(Stored items from a collection)
--- --- ---
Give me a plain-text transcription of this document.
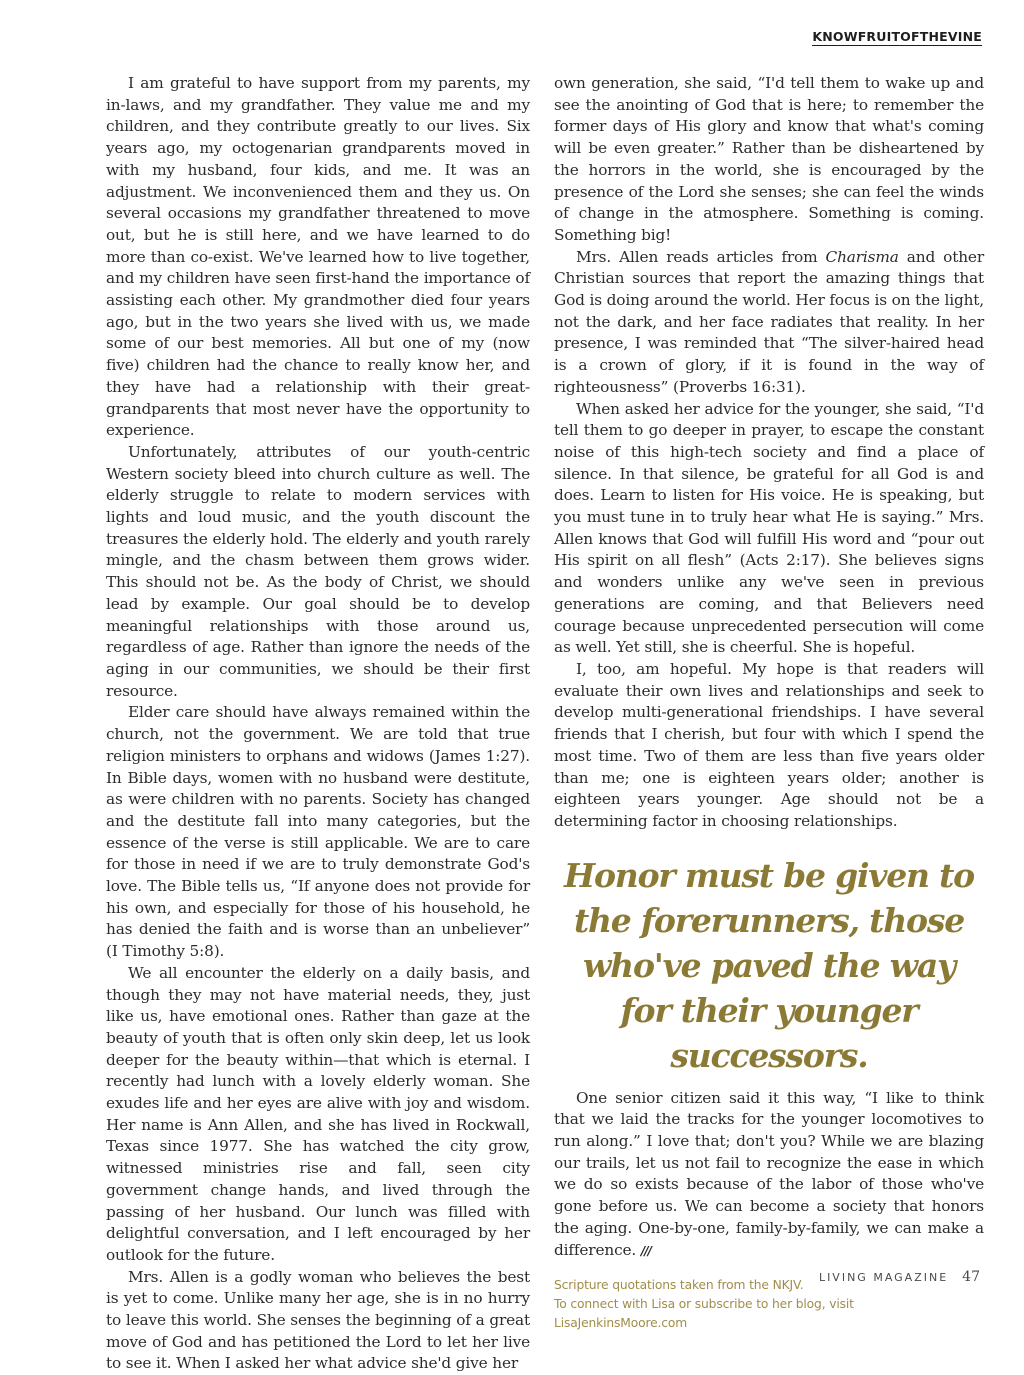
KNOWFRUITOFTHEVINE

I am grateful to have support from my parents, my in-laws, and my grandfather. They value me and my children, and they contribute greatly to our lives. Six years ago, my octogenarian grandparents moved in with my husband, four kids, and me. It was an adjustment. We inconvenienced them and they us. On several occasions my grandfather threatened to move out, but he is still here, and we have learned to do more than co-exist. We've learned how to live together, and my children have seen first-hand the importance of assisting each other. My grandmother died four years ago, but in the two years she lived with us, we made some of our best memories. All but one of my (now five) children had the chance to really know her, and they have had a relationship with their great-grandparents that most never have the opportunity to experience.

Unfortunately, attributes of our youth-centric Western society bleed into church culture as well. The elderly struggle to relate to modern services with lights and loud music, and the youth discount the treasures the elderly hold. The elderly and youth rarely mingle, and the chasm between them grows wider. This should not be. As the body of Christ, we should lead by example. Our goal should be to develop meaningful relationships with those around us, regardless of age. Rather than ignore the needs of the aging in our communities, we should be their first resource.

Elder care should have always remained within the church, not the government. We are told that true religion ministers to orphans and widows (James 1:27). In Bible days, women with no husband were destitute, as were children with no parents. Society has changed and the destitute fall into many categories, but the essence of the verse is still applicable. We are to care for those in need if we are to truly demonstrate God's love. The Bible tells us, “If anyone does not provide for his own, and especially for those of his household, he has denied the faith and is worse than an unbeliever” (I Timothy 5:8).

We all encounter the elderly on a daily basis, and though they may not have material needs, they, just like us, have emotional ones. Rather than gaze at the beauty of youth that is often only skin deep, let us look deeper for the beauty within—that which is eternal. I recently had lunch with a lovely elderly woman. She exudes life and her eyes are alive with joy and wisdom. Her name is Ann Allen, and she has lived in Rockwall, Texas since 1977. She has watched the city grow, witnessed ministries rise and fall, seen city government change hands, and lived through the passing of her husband. Our lunch was filled with delightful conversation, and I left encouraged by her outlook for the future.

Mrs. Allen is a godly woman who believes the best is yet to come. Unlike many her age, she is in no hurry to leave this world. She senses the beginning of a great move of God and has petitioned the Lord to let her live to see it. When I asked her what advice she'd give her

own generation, she said, “I'd tell them to wake up and see the anointing of God that is here; to remember the former days of His glory and know that what's coming will be even greater.” Rather than be disheartened by the horrors in the world, she is encouraged by the presence of the Lord she senses; she can feel the winds of change in the atmosphere. Something is coming. Something big!

Mrs. Allen reads articles from Charisma and other Christian sources that report the amazing things that God is doing around the world. Her focus is on the light, not the dark, and her face radiates that reality. In her presence, I was reminded that “The silver-haired head is a crown of glory, if it is found in the way of righteousness” (Proverbs 16:31).

When asked her advice for the younger, she said, “I'd tell them to go deeper in prayer, to escape the constant noise of this high-tech society and find a place of silence. In that silence, be grateful for all God is and does. Learn to listen for His voice. He is speaking, but you must tune in to truly hear what He is saying.” Mrs. Allen knows that God will fulfill His word and “pour out His spirit on all flesh” (Acts 2:17). She believes signs and wonders unlike any we've seen in previous generations are coming, and that Believers need courage because unprecedented persecution will come as well. Yet still, she is cheerful. She is hopeful.

I, too, am hopeful. My hope is that readers will evaluate their own lives and relationships and seek to develop multi-generational friendships. I have several friends that I cherish, but four with which I spend the most time. Two of them are less than five years older than me; one is eighteen years older; another is eighteen years younger. Age should not be a determining factor in choosing relationships.

Honor must be given to the forerunners, those who've paved the way for their younger successors.

One senior citizen said it this way, “I like to think that we laid the tracks for the younger locomotives to run along.” I love that; don't you? While we are blazing our trails, let us not fail to recognize the ease in which we do so exists because of the labor of those who've gone before us. We can become a society that honors the aging. One-by-one, family-by-family, we can make a difference. ///

Scripture quotations taken from the NKJV.
To connect with Lisa or subscribe to her blog, visit
LisaJenkinsMoore.com
LIVING MAGAZINE 47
--- --- ---
_Aim of the exercise:_
Pictures in the records above are not copied; print everything else exactly.

_Written reply:_
Give me a plain-text transcription of this document.
KNOWFRUITOFTHEVINE

I am grateful to have support from my parents, my in-laws, and my grandfather. They value me and my children, and they contribute greatly to our lives. Six years ago, my octogenarian grandparents moved in with my husband, four kids, and me. It was an adjustment. We inconvenienced them and they us. On several occasions my grandfather threatened to move out, but he is still here, and we have learned to do more than co-exist. We've learned how to live together, and my children have seen first-hand the importance of assisting each other. My grandmother died four years ago, but in the two years she lived with us, we made some of our best memories. All but one of my (now five) children had the chance to really know her, and they have had a relationship with their great-grandparents that most never have the opportunity to experience.

Unfortunately, attributes of our youth-centric Western society bleed into church culture as well. The elderly struggle to relate to modern services with lights and loud music, and the youth discount the treasures the elderly hold. The elderly and youth rarely mingle, and the chasm between them grows wider. This should not be. As the body of Christ, we should lead by example. Our goal should be to develop meaningful relationships with those around us, regardless of age. Rather than ignore the needs of the aging in our communities, we should be their first resource.

Elder care should have always remained within the church, not the government. We are told that true religion ministers to orphans and widows (James 1:27). In Bible days, women with no husband were destitute, as were children with no parents. Society has changed and the destitute fall into many categories, but the essence of the verse is still applicable. We are to care for those in need if we are to truly demonstrate God's love. The Bible tells us, “If anyone does not provide for his own, and especially for those of his household, he has denied the faith and is worse than an unbeliever” (I Timothy 5:8).

We all encounter the elderly on a daily basis, and though they may not have material needs, they, just like us, have emotional ones. Rather than gaze at the beauty of youth that is often only skin deep, let us look deeper for the beauty within—that which is eternal. I recently had lunch with a lovely elderly woman. She exudes life and her eyes are alive with joy and wisdom. Her name is Ann Allen, and she has lived in Rockwall, Texas since 1977. She has watched the city grow, witnessed ministries rise and fall, seen city government change hands, and lived through the passing of her husband. Our lunch was filled with delightful conversation, and I left encouraged by her outlook for the future.

Mrs. Allen is a godly woman who believes the best is yet to come. Unlike many her age, she is in no hurry to leave this world. She senses the beginning of a great move of God and has petitioned the Lord to let her live to see it. When I asked her what advice she'd give her

own generation, she said, “I'd tell them to wake up and see the anointing of God that is here; to remember the former days of His glory and know that what's coming will be even greater.” Rather than be disheartened by the horrors in the world, she is encouraged by the presence of the Lord she senses; she can feel the winds of change in the atmosphere. Something is coming. Something big!

Mrs. Allen reads articles from Charisma and other Christian sources that report the amazing things that God is doing around the world. Her focus is on the light, not the dark, and her face radiates that reality. In her presence, I was reminded that “The silver-haired head is a crown of glory, if it is found in the way of righteousness” (Proverbs 16:31).

When asked her advice for the younger, she said, “I'd tell them to go deeper in prayer, to escape the constant noise of this high-tech society and find a place of silence. In that silence, be grateful for all God is and does. Learn to listen for His voice. He is speaking, but you must tune in to truly hear what He is saying.” Mrs. Allen knows that God will fulfill His word and “pour out His spirit on all flesh” (Acts 2:17). She believes signs and wonders unlike any we've seen in previous generations are coming, and that Believers need courage because unprecedented persecution will come as well. Yet still, she is cheerful. She is hopeful.

I, too, am hopeful. My hope is that readers will evaluate their own lives and relationships and seek to develop multi-generational friendships. I have several friends that I cherish, but four with which I spend the most time. Two of them are less than five years older than me; one is eighteen years older; another is eighteen years younger. Age should not be a determining factor in choosing relationships.

Honor must be given to the forerunners, those who've paved the way for their younger successors.

One senior citizen said it this way, “I like to think that we laid the tracks for the younger locomotives to run along.” I love that; don't you? While we are blazing our trails, let us not fail to recognize the ease in which we do so exists because of the labor of those who've gone before us. We can become a society that honors the aging. One-by-one, family-by-family, we can make a difference. ///

Scripture quotations taken from the NKJV.
To connect with Lisa or subscribe to her blog, visit
LisaJenkinsMoore.com
LIVING MAGAZINE 47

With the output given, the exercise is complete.